Set problem – From the line that contains "Convert this screenshot" down to the last line of the data below, restate every line word for word, skipping any images.

┏━━

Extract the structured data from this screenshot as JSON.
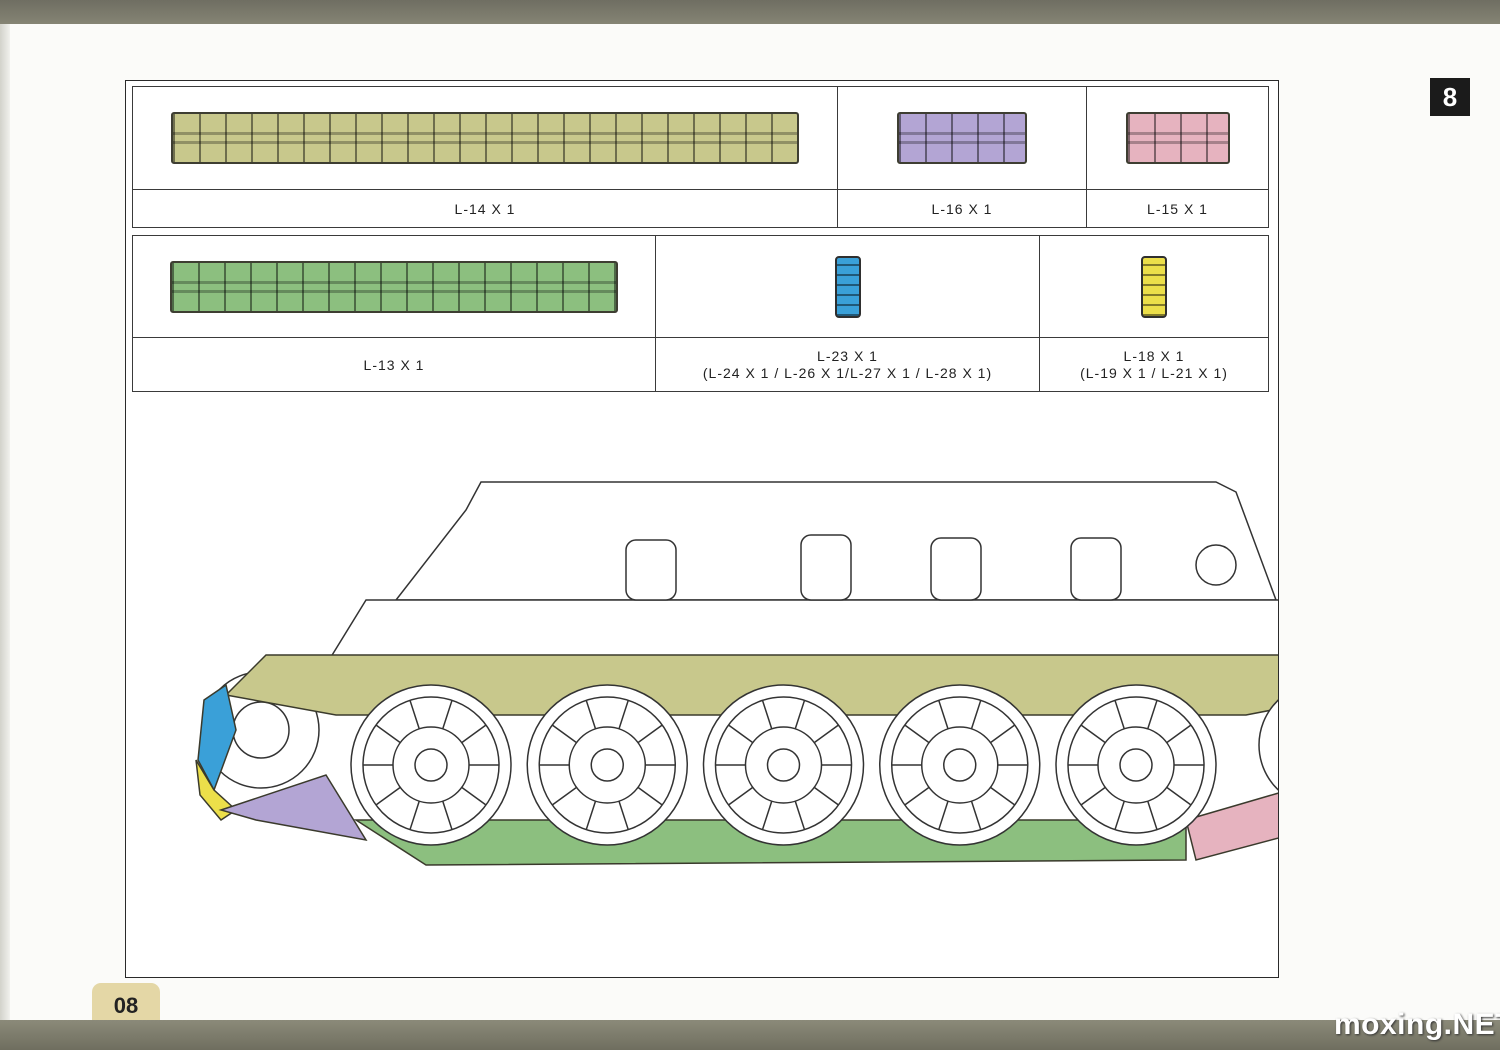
{
  "page": {
    "number": "08",
    "step": "8",
    "watermark": "moxing.NET"
  },
  "colors": {
    "olive": "#c8c88c",
    "purple": "#b3a5d4",
    "pink": "#e6b3bf",
    "green": "#8cbf7f",
    "blue": "#3aa0d8",
    "yellow": "#ecdf4a"
  },
  "parts_row1": [
    {
      "label": "L-14 X 1",
      "color": "#c8c88c",
      "count": 24
    },
    {
      "label": "L-16 X 1",
      "color": "#b3a5d4",
      "count": 5
    },
    {
      "label": "L-15 X 1",
      "color": "#e6b3bf",
      "count": 4
    }
  ],
  "parts_row2": [
    {
      "label": "L-13 X 1",
      "color": "#8cbf7f",
      "count": 17
    },
    {
      "label": "L-23 X 1",
      "sublabel": "(L-24 X 1 / L-26 X 1/L-27 X 1 / L-28 X 1)",
      "color": "#3aa0d8",
      "count": 1
    },
    {
      "label": "L-18 X 1",
      "sublabel": "(L-19 X 1 / L-21 X 1)",
      "color": "#ecdf4a",
      "count": 1
    }
  ],
  "illustration": {
    "road_wheels": 5
  }
}
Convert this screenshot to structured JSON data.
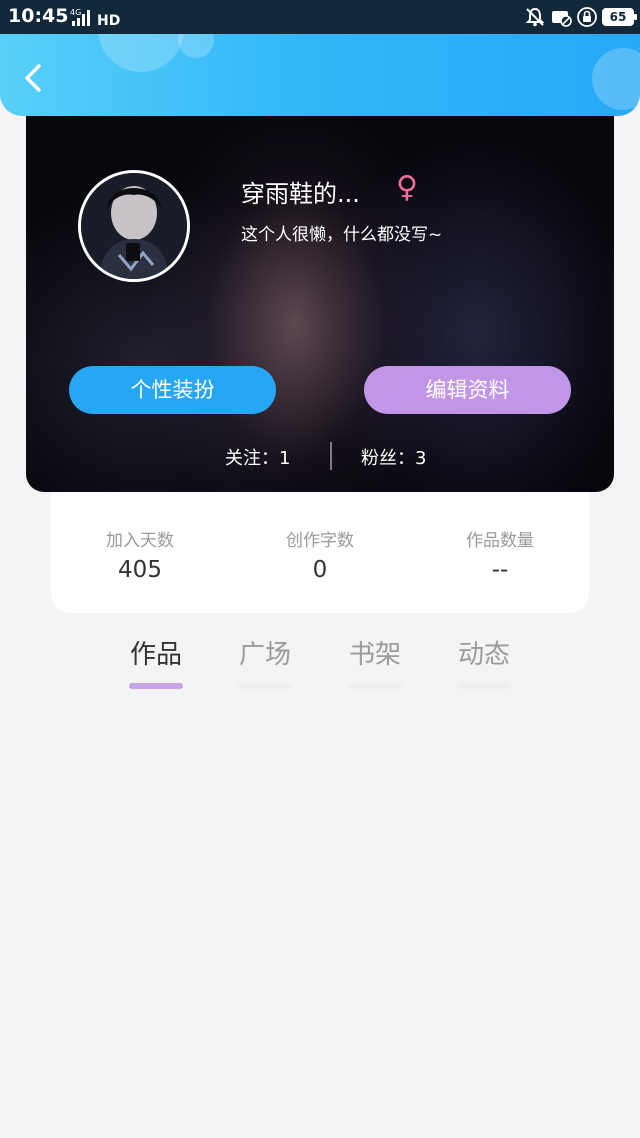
{
  "status_bar": {
    "time": "10:45",
    "signal_label": "4G",
    "hd_label": "HD",
    "battery": "65"
  },
  "header": {
    "back_icon": "chevron-left-icon"
  },
  "profile": {
    "nickname": "穿雨鞋的...",
    "gender_symbol": "♀",
    "bio": "这个人很懒，什么都没写~",
    "buttons": {
      "dress_up": "个性装扮",
      "edit_profile": "编辑资料"
    },
    "following": "关注：1",
    "followers": "粉丝：3"
  },
  "stats": [
    {
      "label": "加入天数",
      "value": "405"
    },
    {
      "label": "创作字数",
      "value": "0"
    },
    {
      "label": "作品数量",
      "value": "--"
    }
  ],
  "tabs": [
    {
      "label": "作品",
      "active": true
    },
    {
      "label": "广场",
      "active": false
    },
    {
      "label": "书架",
      "active": false
    },
    {
      "label": "动态",
      "active": false
    }
  ],
  "colors": {
    "header_blue": "#27a9f7",
    "dress_up_button": "#27a6f4",
    "edit_button": "#c196e6",
    "gender_pink": "#ef6f9a",
    "active_tab_underline": "#c7a4e8"
  }
}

┗━━

The reply –
Convert this screenshot to structured JSON data.
{
  "status_bar": {
    "time": "10:45",
    "signal_label": "4G",
    "hd_label": "HD",
    "battery": "65"
  },
  "header": {
    "back_icon": "chevron-left-icon"
  },
  "profile": {
    "nickname": "穿雨鞋的...",
    "gender_symbol": "♀",
    "bio": "这个人很懒，什么都没写~",
    "buttons": {
      "dress_up": "个性装扮",
      "edit_profile": "编辑资料"
    },
    "following": "关注：1",
    "followers": "粉丝：3"
  },
  "stats": [
    {
      "label": "加入天数",
      "value": "405"
    },
    {
      "label": "创作字数",
      "value": "0"
    },
    {
      "label": "作品数量",
      "value": "--"
    }
  ],
  "tabs": [
    {
      "label": "作品",
      "active": true
    },
    {
      "label": "广场",
      "active": false
    },
    {
      "label": "书架",
      "active": false
    },
    {
      "label": "动态",
      "active": false
    }
  ],
  "colors": {
    "header_blue": "#27a9f7",
    "dress_up_button": "#27a6f4",
    "edit_button": "#c196e6",
    "gender_pink": "#ef6f9a",
    "active_tab_underline": "#c7a4e8"
  }
}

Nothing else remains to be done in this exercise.